# Things to do
a - Reproduce the stretch of the match-data passage from "# The quick" through "of these games.".
b - Carry on the passage about collecting player match data from where it stops.

# Selection

==*==

There are more features in every match (in that of summary statistics, ~105 features), and the timeline data (containing a snapshot of each player in every minute of the game, in combination with any 'events' that take place throughout the game. This includes thousands of 'features' (though at this point it would be infeasible to include all in a model).

There used to be a conversation in 'how much data do we need to cover the possible vector space of N features'. Generally speaking people would say '2^N datapoints'. In reality this is not the case, however if there is a take home message from this, it's that, in ML terms, more data on a player will lead to better quality predictions. (Though that is not strictly what we are trying to do here, if models perform better, the feature importance done after will also be better). 

Qualitatively speaking, 4,000 players feels too much - we will have a set of ~50-100 professional players (and even fewer stars) and we will want to identify amateurs playing around this level. In the top tiers of play, there are three brackets. The top with 300 players, the second with 700 players, and the third with a few thousand (in this case 3720). A measure of the existing frequency of professional players within each bracket will tell us at a very baseline case what the 'odds' are that a pro is in this group. However it decreases significantly with each bracket (it is already well understood that the rating of a player is strongly correlated with skill level). 

Therefore to get a good mix of amateurs playing with pros, we will take a look at the top 1,000 players, giving us 100 games/ player. This should be enough to cancel out any randomness cause by 'lucky games' or 'unlucky games', whilst keeping a balance of a larger number of amateurs than professionals. The extremely high dimensionality of the data is still a problem in this case, but that will have to be dealt with separately. (When has too much data ever been a problem?)

## Finally: Are we going to use Match Summaries **and** timelines, or just one?

In principle everything in the match summaries data can be calculated from the timeline - however this will be time consuming and there are some handy statistics readily available to us in this data. So we will keep both.

Therefore we should expect that without any overlapping games we will have in the end just 50 games per player. This is still markedly above our 20 minimum criteria, so we won't reduce the total number of players we look at any further.

With all that out the way, let's call start getting our data!

# The quick and dirty data collection method

## Step 1: Collect a list of ~50,000 match_id's

## Step 2: Chunk into groups of 1,000, and call the api for each of these games. 

- Append each result to a dataframe and save this dataframe to a file in a data folder. Leave running for ~10 hours (overnight), and move the data into a database once the data has been collected.

==*==

# Dataset rows

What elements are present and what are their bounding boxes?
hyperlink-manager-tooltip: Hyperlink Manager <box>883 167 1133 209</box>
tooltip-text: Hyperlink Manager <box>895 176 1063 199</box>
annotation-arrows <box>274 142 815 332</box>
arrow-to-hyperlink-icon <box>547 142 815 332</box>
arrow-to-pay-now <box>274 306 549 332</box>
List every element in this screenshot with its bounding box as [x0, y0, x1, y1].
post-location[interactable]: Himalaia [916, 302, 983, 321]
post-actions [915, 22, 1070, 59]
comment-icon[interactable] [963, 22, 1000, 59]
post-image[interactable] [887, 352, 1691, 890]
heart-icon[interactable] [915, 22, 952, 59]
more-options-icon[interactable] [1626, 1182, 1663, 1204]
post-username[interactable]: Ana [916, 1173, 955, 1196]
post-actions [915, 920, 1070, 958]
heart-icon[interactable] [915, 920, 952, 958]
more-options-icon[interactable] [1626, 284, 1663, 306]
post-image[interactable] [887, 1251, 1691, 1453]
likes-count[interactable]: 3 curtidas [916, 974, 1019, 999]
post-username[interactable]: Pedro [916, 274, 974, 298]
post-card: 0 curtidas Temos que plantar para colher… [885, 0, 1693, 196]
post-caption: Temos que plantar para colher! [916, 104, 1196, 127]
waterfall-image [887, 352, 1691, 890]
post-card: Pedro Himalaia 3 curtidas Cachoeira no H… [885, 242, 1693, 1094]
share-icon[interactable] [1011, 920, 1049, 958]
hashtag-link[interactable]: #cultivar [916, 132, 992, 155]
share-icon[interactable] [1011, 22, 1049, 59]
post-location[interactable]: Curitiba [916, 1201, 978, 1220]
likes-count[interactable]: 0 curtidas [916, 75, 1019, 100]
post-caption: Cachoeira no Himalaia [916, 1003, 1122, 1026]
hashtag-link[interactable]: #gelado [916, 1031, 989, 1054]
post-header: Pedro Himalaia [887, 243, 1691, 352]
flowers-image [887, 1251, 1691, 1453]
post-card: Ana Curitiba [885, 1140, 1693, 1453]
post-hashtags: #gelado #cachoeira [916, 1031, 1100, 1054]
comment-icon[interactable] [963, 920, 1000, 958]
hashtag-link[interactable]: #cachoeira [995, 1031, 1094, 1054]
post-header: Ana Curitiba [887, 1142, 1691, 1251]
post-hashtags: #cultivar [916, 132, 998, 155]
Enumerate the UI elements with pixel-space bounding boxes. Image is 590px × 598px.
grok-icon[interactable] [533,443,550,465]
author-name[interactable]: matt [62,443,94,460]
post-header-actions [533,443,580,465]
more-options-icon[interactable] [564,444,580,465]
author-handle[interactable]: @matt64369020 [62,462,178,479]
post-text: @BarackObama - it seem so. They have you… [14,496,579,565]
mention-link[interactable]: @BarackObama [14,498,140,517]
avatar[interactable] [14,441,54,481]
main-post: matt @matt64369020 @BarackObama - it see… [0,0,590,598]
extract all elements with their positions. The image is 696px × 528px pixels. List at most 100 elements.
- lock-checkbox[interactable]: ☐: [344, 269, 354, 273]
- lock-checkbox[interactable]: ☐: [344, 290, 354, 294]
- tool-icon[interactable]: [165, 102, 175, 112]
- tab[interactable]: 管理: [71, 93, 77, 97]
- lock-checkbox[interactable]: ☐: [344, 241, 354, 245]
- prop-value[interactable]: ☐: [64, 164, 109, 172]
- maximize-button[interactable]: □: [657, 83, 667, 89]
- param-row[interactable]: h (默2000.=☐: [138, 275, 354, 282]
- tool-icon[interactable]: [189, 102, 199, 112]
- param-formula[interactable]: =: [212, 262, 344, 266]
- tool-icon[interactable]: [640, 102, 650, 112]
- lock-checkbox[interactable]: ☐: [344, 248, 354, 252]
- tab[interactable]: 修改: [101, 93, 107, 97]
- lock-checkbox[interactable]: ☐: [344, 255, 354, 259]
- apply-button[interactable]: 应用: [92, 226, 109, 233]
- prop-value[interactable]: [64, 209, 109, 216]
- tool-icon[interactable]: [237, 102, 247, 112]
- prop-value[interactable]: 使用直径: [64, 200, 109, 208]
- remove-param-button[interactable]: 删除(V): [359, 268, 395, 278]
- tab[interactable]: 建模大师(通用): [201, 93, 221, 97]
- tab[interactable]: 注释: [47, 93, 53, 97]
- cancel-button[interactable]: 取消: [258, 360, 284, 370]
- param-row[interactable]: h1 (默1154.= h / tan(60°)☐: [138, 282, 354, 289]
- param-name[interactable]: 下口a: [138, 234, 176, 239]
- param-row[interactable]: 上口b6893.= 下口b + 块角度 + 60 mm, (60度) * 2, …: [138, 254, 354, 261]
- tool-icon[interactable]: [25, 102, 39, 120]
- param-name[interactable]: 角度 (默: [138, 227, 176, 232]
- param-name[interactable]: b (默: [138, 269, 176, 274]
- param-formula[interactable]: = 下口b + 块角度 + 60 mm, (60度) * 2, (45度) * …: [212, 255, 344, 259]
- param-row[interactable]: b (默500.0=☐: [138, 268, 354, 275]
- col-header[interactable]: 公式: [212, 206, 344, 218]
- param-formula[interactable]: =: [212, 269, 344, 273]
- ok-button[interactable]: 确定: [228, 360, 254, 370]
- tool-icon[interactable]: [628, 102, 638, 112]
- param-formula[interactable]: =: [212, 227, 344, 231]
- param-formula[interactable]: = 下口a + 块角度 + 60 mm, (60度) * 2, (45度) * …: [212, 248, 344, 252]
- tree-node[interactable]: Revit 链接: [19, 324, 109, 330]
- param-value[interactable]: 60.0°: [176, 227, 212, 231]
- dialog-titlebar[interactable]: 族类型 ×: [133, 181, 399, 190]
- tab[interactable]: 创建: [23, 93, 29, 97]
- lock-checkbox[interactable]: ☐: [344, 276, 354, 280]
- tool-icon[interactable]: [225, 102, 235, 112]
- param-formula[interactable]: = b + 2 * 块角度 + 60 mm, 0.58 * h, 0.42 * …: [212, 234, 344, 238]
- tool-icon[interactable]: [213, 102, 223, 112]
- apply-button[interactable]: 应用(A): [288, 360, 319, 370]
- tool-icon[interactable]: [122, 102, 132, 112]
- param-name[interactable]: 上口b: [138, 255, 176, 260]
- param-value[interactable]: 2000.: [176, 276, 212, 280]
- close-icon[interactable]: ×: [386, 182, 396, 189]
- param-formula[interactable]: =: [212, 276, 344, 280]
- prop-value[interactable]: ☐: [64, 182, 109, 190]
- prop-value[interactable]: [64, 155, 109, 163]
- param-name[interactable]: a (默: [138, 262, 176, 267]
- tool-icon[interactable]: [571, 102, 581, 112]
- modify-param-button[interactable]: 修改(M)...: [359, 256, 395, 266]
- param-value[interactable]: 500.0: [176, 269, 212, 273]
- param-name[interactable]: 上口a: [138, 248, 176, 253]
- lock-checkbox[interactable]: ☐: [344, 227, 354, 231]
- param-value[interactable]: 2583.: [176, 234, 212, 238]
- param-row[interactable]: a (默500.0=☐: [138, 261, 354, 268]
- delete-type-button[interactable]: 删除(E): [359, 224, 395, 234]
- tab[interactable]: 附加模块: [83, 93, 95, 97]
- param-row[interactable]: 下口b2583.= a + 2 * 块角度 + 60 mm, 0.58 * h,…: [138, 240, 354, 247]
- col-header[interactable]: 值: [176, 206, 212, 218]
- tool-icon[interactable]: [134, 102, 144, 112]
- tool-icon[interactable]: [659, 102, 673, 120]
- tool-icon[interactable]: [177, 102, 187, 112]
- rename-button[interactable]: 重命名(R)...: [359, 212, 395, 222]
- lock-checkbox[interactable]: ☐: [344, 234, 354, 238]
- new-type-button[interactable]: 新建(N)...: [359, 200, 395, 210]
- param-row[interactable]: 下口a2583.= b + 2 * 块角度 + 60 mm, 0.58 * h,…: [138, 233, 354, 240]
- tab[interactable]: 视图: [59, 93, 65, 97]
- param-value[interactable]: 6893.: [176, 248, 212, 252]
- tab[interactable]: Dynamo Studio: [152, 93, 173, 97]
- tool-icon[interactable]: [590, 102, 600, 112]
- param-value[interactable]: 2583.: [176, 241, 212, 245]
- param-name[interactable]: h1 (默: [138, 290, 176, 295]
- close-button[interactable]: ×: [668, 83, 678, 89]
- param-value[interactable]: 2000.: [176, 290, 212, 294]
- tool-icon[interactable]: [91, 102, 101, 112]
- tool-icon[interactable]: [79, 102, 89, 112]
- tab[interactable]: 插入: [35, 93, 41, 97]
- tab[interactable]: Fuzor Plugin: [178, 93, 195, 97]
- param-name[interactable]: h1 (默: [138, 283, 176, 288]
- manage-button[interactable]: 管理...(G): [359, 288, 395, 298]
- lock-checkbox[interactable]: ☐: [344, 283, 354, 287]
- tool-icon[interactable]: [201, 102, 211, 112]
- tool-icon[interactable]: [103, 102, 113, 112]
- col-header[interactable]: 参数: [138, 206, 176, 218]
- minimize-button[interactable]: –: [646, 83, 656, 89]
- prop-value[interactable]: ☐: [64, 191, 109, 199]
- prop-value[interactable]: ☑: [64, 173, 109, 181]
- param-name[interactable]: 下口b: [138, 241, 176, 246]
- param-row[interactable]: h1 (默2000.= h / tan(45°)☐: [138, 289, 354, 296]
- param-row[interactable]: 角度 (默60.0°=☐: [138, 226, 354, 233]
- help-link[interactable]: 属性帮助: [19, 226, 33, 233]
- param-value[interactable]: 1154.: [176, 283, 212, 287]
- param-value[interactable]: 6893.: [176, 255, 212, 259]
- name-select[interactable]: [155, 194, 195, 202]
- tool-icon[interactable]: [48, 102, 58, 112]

==*==

# Responses by task
a -
# The quick and dirty data collection method

## Step 1: Collect a list of ~50,000 match_id's

## Step 2: Chunk into groups of 1,000, and call the api for each of these games.

b -
In [73]:
#Step 1: Collect a list of 50,000 match ids:

players = challenger['entries'] + grandmaster['entries']
players

[{'summonerId': 'BUpbqiivzJcwwTE5K61m2EvesrfpjR-uywQ_bp51Q03oaj0',
  'summonerName': 'motus vetiti',
  'leaguePoints': 820,
  'rank': 'I',
  'wins': 91,
  'losses': 71,
  'veteran': False,
  'inactive': False,
  'freshBlood': False,
  'hotStreak': False},
 {'summonerId': 'JmkODrIn4ql6MBWZBB8z2pAT8CXGGzvtFwE32VOq8kQPYxUT',
  'summonerName': 'JDX7 Odi11',
  'leaguePoints': 902,
  'rank': 'I',
  'wins': 132,
  'losses': 115,
  'veteran': True,
  'inactive': False,
  'freshBlood': False,
  'hotStreak': False},
 {'summonerId': 'ykmcXq_mFOKMZWMFtR1pdKiz3iL_SSjbxmWw3eaDn4F4GlE-KII7LRQtsA',
  'summonerName': 'YOUNG TALENT',
  'leaguePoints': 636,
  'rank': 'I',
  'wins': 82,
  'losses': 53,
  'veteran': False,
  'inactive': False,
  'freshBlood': True,
  'hotStreak': False},
 {'summonerId': 'BykFSgMA-hkbuPdF3AE63gvGZ6b4L77X_9T4-J8Ed2PNyQM',
  'summonerName': 'TakeSet sama',
  'leaguePoints': 575,
  'rank': 'I',
  'wins': 78,
  'losses': 65,
  'veteran': False,
  'inactive': False,
  'freshBloo

In [75]:
summoner_ids = [player['summonerId'] for player in players]

In [88]:
region = "euw1.api.riotgames.com"
base_endpoint = "/lol/summoner/v4/summoners/"

players_full = []

for i, summoner_id in enumerate(summoner_ids):
    URL = region + base_endpoint + summoner_id + "/"
    
    results = riot_api(URL, creds['key_one'])
    
    time.sleep(0.85) # put in some sleep time to avoid hitting rate limits
    
    if i % 100 == 0:
        print(f'{i} requests made')
    
    players_full.append(results)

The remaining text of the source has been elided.